### Exercise requirements
Report how many lines below contain the word "from", and give only that number.

-------------------------

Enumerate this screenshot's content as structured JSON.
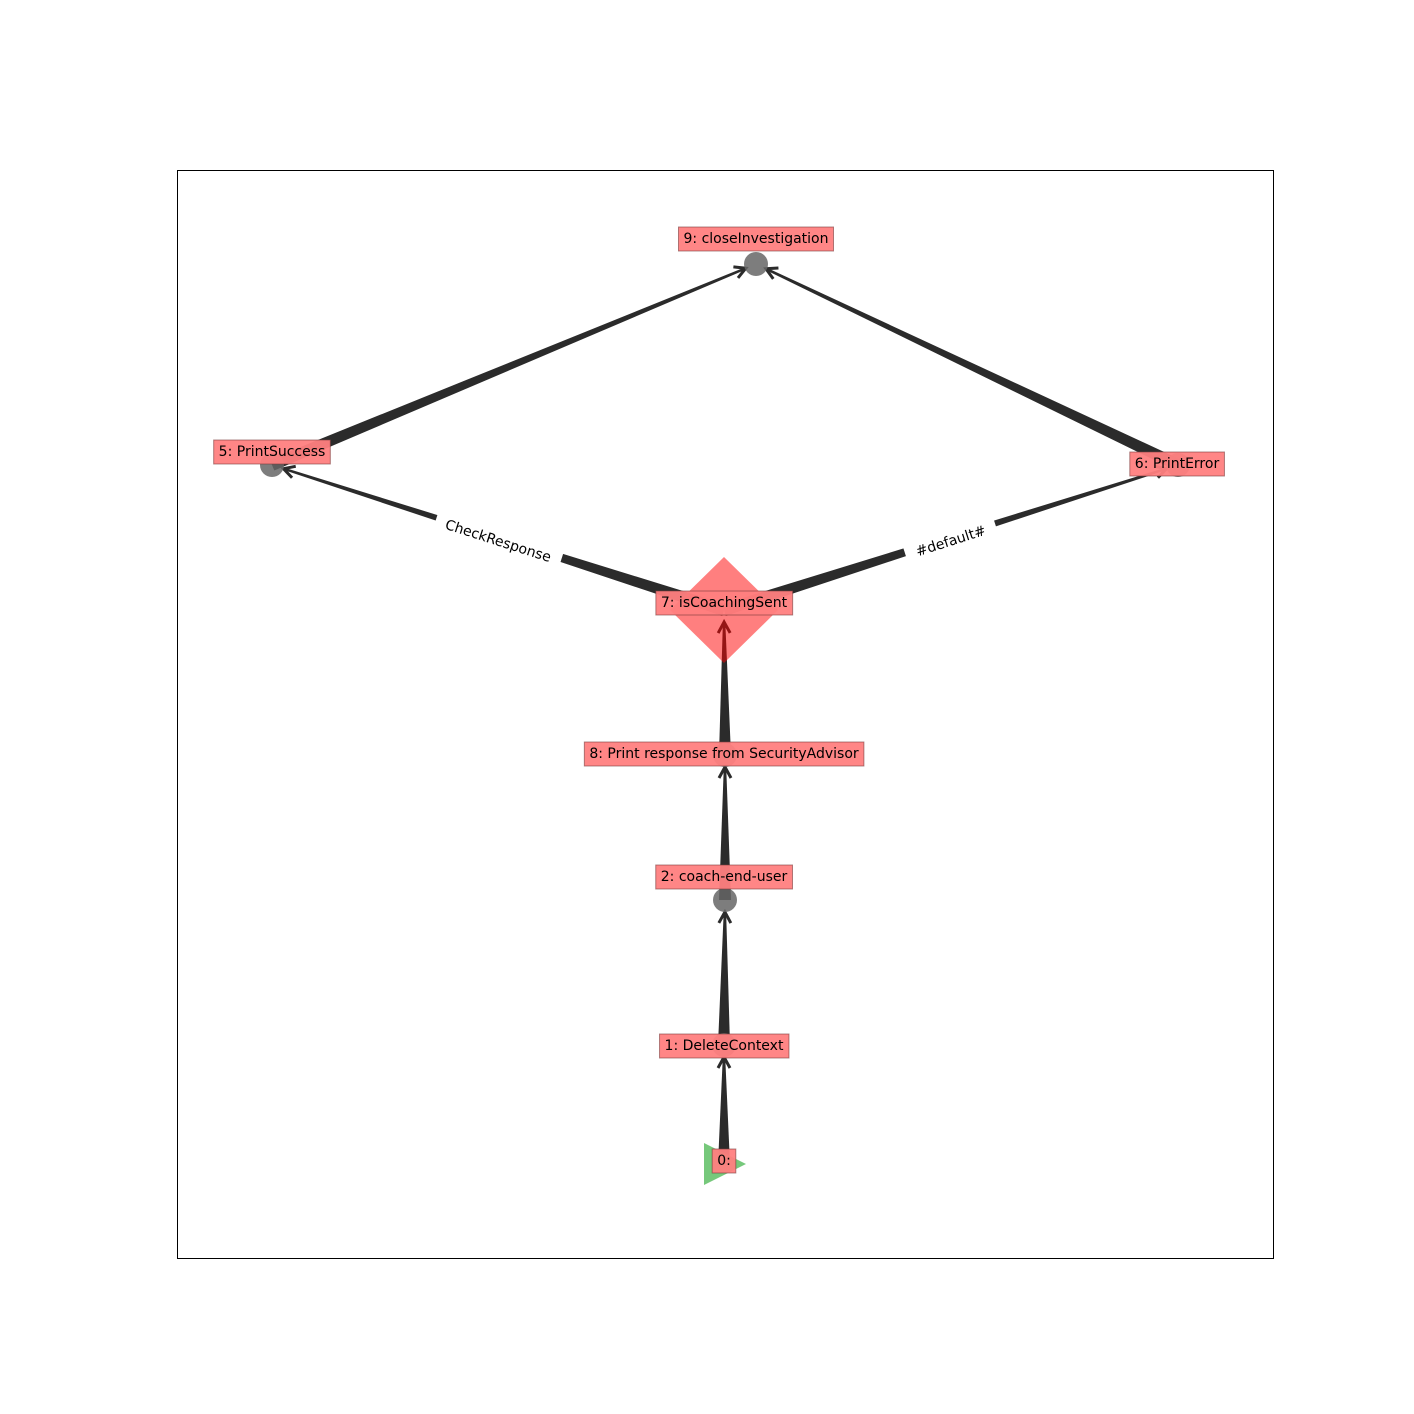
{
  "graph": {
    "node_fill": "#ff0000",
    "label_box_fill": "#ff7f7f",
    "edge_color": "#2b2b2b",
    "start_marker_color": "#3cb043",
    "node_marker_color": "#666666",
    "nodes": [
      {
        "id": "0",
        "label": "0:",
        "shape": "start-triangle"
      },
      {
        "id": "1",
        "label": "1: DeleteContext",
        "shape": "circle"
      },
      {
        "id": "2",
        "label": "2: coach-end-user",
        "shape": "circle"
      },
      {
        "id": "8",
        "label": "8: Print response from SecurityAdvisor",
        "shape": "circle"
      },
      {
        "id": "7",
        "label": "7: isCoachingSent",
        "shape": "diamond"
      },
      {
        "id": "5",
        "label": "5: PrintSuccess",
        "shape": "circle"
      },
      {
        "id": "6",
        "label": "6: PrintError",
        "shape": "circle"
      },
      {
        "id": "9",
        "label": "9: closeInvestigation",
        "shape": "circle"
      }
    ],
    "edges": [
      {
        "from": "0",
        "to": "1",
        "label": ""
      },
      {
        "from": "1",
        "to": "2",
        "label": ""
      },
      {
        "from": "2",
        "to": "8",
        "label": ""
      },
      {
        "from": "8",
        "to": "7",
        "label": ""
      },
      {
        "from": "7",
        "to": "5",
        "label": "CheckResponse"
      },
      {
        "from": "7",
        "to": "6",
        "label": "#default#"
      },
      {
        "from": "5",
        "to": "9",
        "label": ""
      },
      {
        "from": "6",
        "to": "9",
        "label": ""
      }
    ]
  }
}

-------------------------

### Task solution
9